Goal: Copy each line exactly. Drop every picture.

* begin Records *

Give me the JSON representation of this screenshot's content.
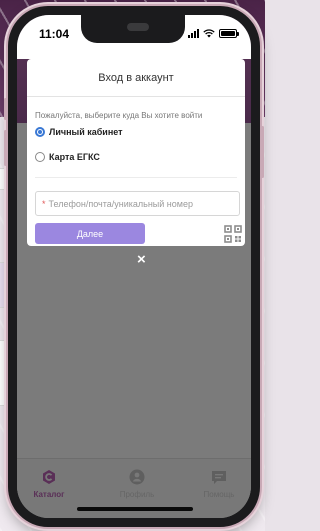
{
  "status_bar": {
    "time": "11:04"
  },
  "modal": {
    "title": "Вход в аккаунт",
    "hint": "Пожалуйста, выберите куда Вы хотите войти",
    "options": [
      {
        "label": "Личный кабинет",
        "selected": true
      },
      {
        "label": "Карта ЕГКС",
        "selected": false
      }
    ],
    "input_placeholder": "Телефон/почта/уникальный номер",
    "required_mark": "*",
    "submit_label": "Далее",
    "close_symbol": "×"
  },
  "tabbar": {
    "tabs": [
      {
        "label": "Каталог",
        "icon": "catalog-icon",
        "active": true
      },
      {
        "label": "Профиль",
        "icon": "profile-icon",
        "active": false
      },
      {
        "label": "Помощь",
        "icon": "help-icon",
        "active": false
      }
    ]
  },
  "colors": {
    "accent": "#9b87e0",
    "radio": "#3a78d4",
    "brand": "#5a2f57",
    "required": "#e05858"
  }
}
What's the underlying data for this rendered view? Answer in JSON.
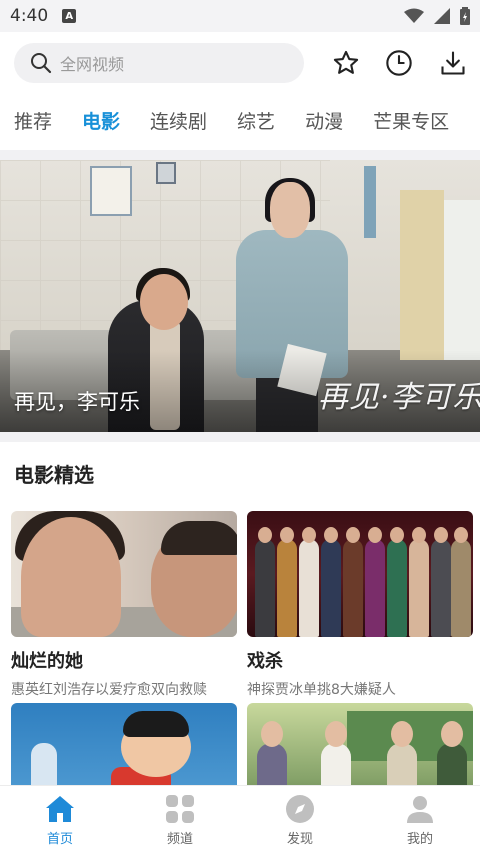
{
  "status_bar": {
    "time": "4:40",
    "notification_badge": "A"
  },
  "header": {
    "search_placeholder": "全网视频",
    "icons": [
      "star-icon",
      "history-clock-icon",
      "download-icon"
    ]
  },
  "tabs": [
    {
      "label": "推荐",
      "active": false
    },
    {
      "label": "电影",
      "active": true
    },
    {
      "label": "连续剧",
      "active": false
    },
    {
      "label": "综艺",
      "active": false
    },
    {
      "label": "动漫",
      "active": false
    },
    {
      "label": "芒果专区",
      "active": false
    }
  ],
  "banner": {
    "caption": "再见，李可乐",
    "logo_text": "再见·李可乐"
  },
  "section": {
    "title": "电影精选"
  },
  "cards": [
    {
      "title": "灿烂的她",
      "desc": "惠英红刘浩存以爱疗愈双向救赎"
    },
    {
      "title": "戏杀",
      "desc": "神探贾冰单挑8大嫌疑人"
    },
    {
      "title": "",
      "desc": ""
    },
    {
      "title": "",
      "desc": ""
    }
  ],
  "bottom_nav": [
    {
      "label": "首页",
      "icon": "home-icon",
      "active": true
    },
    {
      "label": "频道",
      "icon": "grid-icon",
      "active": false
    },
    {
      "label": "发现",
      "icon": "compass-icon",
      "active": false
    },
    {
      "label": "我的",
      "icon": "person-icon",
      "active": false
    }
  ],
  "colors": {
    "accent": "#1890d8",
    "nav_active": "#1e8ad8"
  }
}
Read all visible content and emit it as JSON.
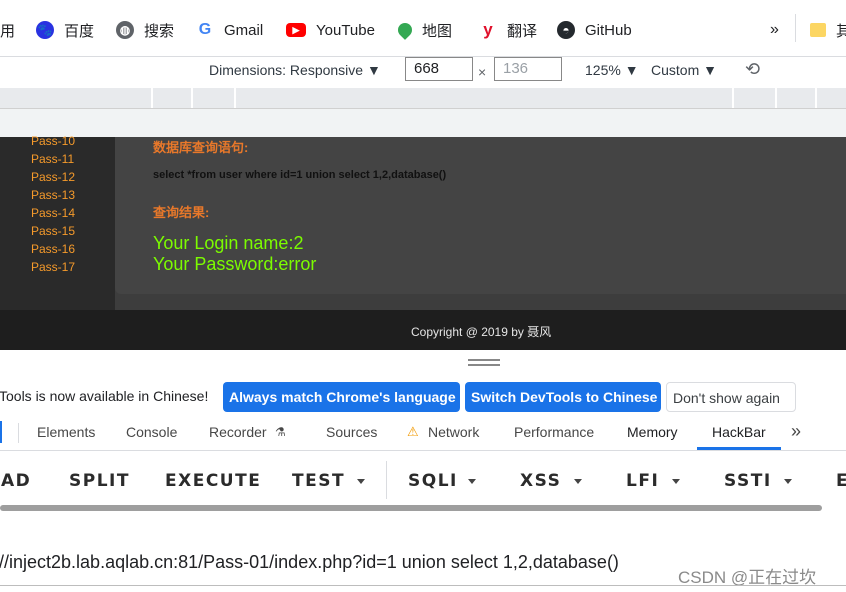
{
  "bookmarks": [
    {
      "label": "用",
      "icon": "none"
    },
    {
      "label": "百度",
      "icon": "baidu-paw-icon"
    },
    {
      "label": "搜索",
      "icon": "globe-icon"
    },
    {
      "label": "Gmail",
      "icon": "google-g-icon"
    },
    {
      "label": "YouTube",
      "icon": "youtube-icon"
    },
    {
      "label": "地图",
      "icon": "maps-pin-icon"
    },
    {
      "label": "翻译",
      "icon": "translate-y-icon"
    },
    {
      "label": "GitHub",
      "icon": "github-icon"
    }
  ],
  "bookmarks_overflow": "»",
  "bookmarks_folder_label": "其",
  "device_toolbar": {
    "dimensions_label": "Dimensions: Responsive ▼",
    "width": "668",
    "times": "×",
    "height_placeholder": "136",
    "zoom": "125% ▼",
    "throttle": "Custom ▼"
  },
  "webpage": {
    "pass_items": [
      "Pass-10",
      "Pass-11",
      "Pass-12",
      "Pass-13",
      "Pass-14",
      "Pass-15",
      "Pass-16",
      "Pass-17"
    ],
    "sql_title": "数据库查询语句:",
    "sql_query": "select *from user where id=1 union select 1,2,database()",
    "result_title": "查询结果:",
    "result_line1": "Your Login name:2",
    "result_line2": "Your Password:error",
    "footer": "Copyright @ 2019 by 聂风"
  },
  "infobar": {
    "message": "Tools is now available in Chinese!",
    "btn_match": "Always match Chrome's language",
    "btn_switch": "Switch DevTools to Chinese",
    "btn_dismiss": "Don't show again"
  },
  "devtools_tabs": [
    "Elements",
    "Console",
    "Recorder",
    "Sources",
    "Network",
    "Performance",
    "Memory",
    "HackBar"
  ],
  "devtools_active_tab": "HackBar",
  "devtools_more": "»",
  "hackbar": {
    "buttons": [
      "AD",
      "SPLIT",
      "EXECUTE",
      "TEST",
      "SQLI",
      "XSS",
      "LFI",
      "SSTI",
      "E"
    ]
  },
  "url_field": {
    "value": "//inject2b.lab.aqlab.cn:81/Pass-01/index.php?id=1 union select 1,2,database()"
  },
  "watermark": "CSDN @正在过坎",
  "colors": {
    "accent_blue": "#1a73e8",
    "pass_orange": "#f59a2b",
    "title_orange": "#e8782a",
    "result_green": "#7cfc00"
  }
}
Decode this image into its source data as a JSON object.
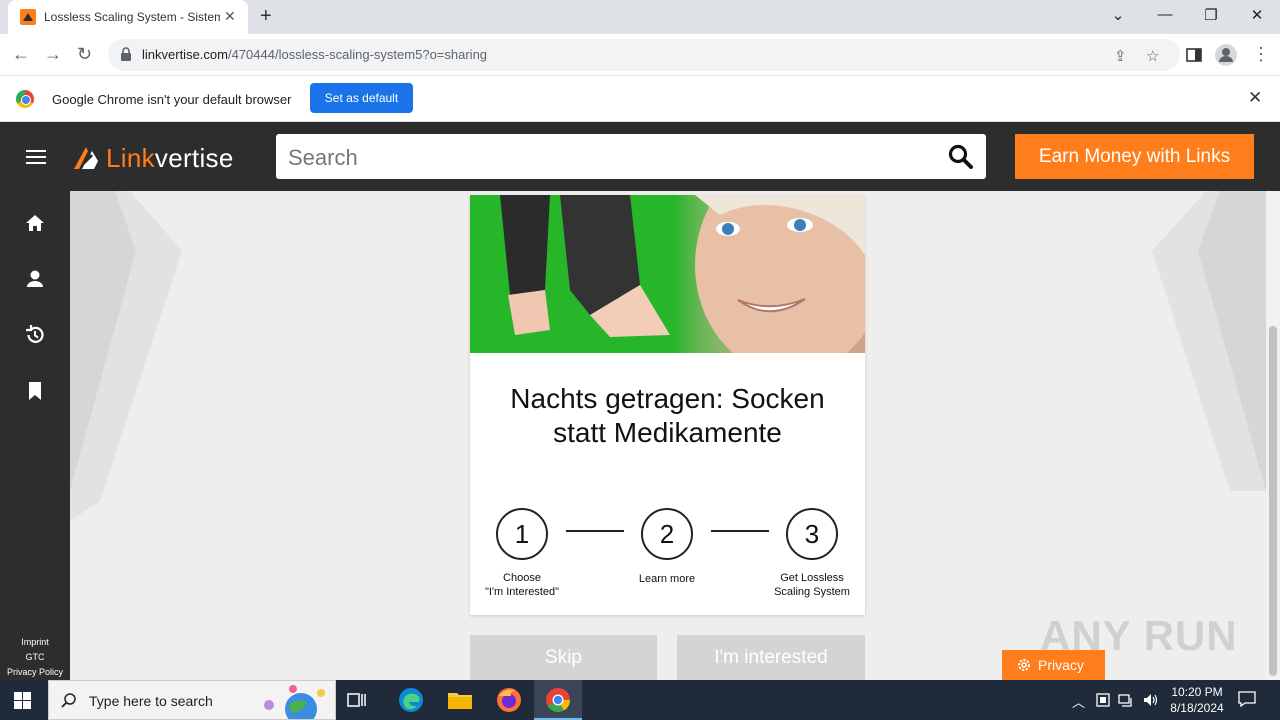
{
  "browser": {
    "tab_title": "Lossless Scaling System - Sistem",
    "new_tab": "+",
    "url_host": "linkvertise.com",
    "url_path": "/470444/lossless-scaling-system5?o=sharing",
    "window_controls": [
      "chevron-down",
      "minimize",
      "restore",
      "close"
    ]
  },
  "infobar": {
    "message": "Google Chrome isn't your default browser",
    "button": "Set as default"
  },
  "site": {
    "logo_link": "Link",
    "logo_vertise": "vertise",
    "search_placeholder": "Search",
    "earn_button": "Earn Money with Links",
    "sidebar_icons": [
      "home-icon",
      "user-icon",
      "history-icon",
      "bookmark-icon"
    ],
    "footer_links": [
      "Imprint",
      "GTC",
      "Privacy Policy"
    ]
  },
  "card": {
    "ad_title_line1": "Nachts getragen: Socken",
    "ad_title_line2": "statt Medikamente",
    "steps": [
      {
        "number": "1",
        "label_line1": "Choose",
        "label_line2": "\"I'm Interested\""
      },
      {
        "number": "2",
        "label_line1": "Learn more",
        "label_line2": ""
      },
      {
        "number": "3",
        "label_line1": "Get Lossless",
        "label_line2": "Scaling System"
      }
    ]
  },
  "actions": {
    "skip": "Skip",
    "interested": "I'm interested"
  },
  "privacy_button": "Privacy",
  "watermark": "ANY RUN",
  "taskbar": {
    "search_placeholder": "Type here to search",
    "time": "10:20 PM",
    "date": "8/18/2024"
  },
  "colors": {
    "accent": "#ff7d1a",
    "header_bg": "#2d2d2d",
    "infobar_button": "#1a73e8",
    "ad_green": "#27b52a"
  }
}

* end Records *

Exercise output:
Give me the JSON representation of this screenshot's content.
{
  "status_bar": {
    "time": "11:04"
  },
  "modal": {
    "title": "Вход в аккаунт",
    "hint": "Пожалуйста, выберите куда Вы хотите войти",
    "options": [
      {
        "label": "Личный кабинет",
        "selected": true
      },
      {
        "label": "Карта ЕГКС",
        "selected": false
      }
    ],
    "input_placeholder": "Телефон/почта/уникальный номер",
    "required_mark": "*",
    "submit_label": "Далее",
    "close_symbol": "×"
  },
  "tabbar": {
    "tabs": [
      {
        "label": "Каталог",
        "icon": "catalog-icon",
        "active": true
      },
      {
        "label": "Профиль",
        "icon": "profile-icon",
        "active": false
      },
      {
        "label": "Помощь",
        "icon": "help-icon",
        "active": false
      }
    ]
  },
  "colors": {
    "accent": "#9b87e0",
    "radio": "#3a78d4",
    "brand": "#5a2f57",
    "required": "#e05858"
  }
}
What's the underlying data for this rendered view? Answer in JSON.
{
  "status_bar": {
    "time": "4:40",
    "notification_badge": "A"
  },
  "header": {
    "search_placeholder": "全网视频",
    "icons": [
      "star-icon",
      "history-clock-icon",
      "download-icon"
    ]
  },
  "tabs": [
    {
      "label": "推荐",
      "active": false
    },
    {
      "label": "电影",
      "active": true
    },
    {
      "label": "连续剧",
      "active": false
    },
    {
      "label": "综艺",
      "active": false
    },
    {
      "label": "动漫",
      "active": false
    },
    {
      "label": "芒果专区",
      "active": false
    }
  ],
  "banner": {
    "caption": "再见，李可乐",
    "logo_text": "再见·李可乐"
  },
  "section": {
    "title": "电影精选"
  },
  "cards": [
    {
      "title": "灿烂的她",
      "desc": "惠英红刘浩存以爱疗愈双向救赎"
    },
    {
      "title": "戏杀",
      "desc": "神探贾冰单挑8大嫌疑人"
    },
    {
      "title": "",
      "desc": ""
    },
    {
      "title": "",
      "desc": ""
    }
  ],
  "bottom_nav": [
    {
      "label": "首页",
      "icon": "home-icon",
      "active": true
    },
    {
      "label": "频道",
      "icon": "grid-icon",
      "active": false
    },
    {
      "label": "发现",
      "icon": "compass-icon",
      "active": false
    },
    {
      "label": "我的",
      "icon": "person-icon",
      "active": false
    }
  ],
  "colors": {
    "accent": "#1890d8",
    "nav_active": "#1e8ad8"
  }
}
Read all visible content and emit it as JSON.
{
  "bookmarks": [
    {
      "label": "用",
      "icon": "none"
    },
    {
      "label": "百度",
      "icon": "baidu-paw-icon"
    },
    {
      "label": "搜索",
      "icon": "globe-icon"
    },
    {
      "label": "Gmail",
      "icon": "google-g-icon"
    },
    {
      "label": "YouTube",
      "icon": "youtube-icon"
    },
    {
      "label": "地图",
      "icon": "maps-pin-icon"
    },
    {
      "label": "翻译",
      "icon": "translate-y-icon"
    },
    {
      "label": "GitHub",
      "icon": "github-icon"
    }
  ],
  "bookmarks_overflow": "»",
  "bookmarks_folder_label": "其",
  "device_toolbar": {
    "dimensions_label": "Dimensions: Responsive ▼",
    "width": "668",
    "times": "×",
    "height_placeholder": "136",
    "zoom": "125% ▼",
    "throttle": "Custom ▼"
  },
  "webpage": {
    "pass_items": [
      "Pass-10",
      "Pass-11",
      "Pass-12",
      "Pass-13",
      "Pass-14",
      "Pass-15",
      "Pass-16",
      "Pass-17"
    ],
    "sql_title": "数据库查询语句:",
    "sql_query": "select *from user where id=1 union select 1,2,database()",
    "result_title": "查询结果:",
    "result_line1": "Your Login name:2",
    "result_line2": "Your Password:error",
    "footer": "Copyright @ 2019 by 聂风"
  },
  "infobar": {
    "message": "Tools is now available in Chinese!",
    "btn_match": "Always match Chrome's language",
    "btn_switch": "Switch DevTools to Chinese",
    "btn_dismiss": "Don't show again"
  },
  "devtools_tabs": [
    "Elements",
    "Console",
    "Recorder",
    "Sources",
    "Network",
    "Performance",
    "Memory",
    "HackBar"
  ],
  "devtools_active_tab": "HackBar",
  "devtools_more": "»",
  "hackbar": {
    "buttons": [
      "AD",
      "SPLIT",
      "EXECUTE",
      "TEST",
      "SQLI",
      "XSS",
      "LFI",
      "SSTI",
      "E"
    ]
  },
  "url_field": {
    "value": "//inject2b.lab.aqlab.cn:81/Pass-01/index.php?id=1 union select 1,2,database()"
  },
  "watermark": "CSDN @正在过坎",
  "colors": {
    "accent_blue": "#1a73e8",
    "pass_orange": "#f59a2b",
    "title_orange": "#e8782a",
    "result_green": "#7cfc00"
  }
}
Decode this image into its source data as a JSON object.
{
  "browser": {
    "tab_title": "Lossless Scaling System - Sistem",
    "new_tab": "+",
    "url_host": "linkvertise.com",
    "url_path": "/470444/lossless-scaling-system5?o=sharing",
    "window_controls": [
      "chevron-down",
      "minimize",
      "restore",
      "close"
    ]
  },
  "infobar": {
    "message": "Google Chrome isn't your default browser",
    "button": "Set as default"
  },
  "site": {
    "logo_link": "Link",
    "logo_vertise": "vertise",
    "search_placeholder": "Search",
    "earn_button": "Earn Money with Links",
    "sidebar_icons": [
      "home-icon",
      "user-icon",
      "history-icon",
      "bookmark-icon"
    ],
    "footer_links": [
      "Imprint",
      "GTC",
      "Privacy Policy"
    ]
  },
  "card": {
    "ad_title_line1": "Nachts getragen: Socken",
    "ad_title_line2": "statt Medikamente",
    "steps": [
      {
        "number": "1",
        "label_line1": "Choose",
        "label_line2": "\"I'm Interested\""
      },
      {
        "number": "2",
        "label_line1": "Learn more",
        "label_line2": ""
      },
      {
        "number": "3",
        "label_line1": "Get Lossless",
        "label_line2": "Scaling System"
      }
    ]
  },
  "actions": {
    "skip": "Skip",
    "interested": "I'm interested"
  },
  "privacy_button": "Privacy",
  "watermark": "ANY RUN",
  "taskbar": {
    "search_placeholder": "Type here to search",
    "time": "10:20 PM",
    "date": "8/18/2024"
  },
  "colors": {
    "accent": "#ff7d1a",
    "header_bg": "#2d2d2d",
    "infobar_button": "#1a73e8",
    "ad_green": "#27b52a"
  }
}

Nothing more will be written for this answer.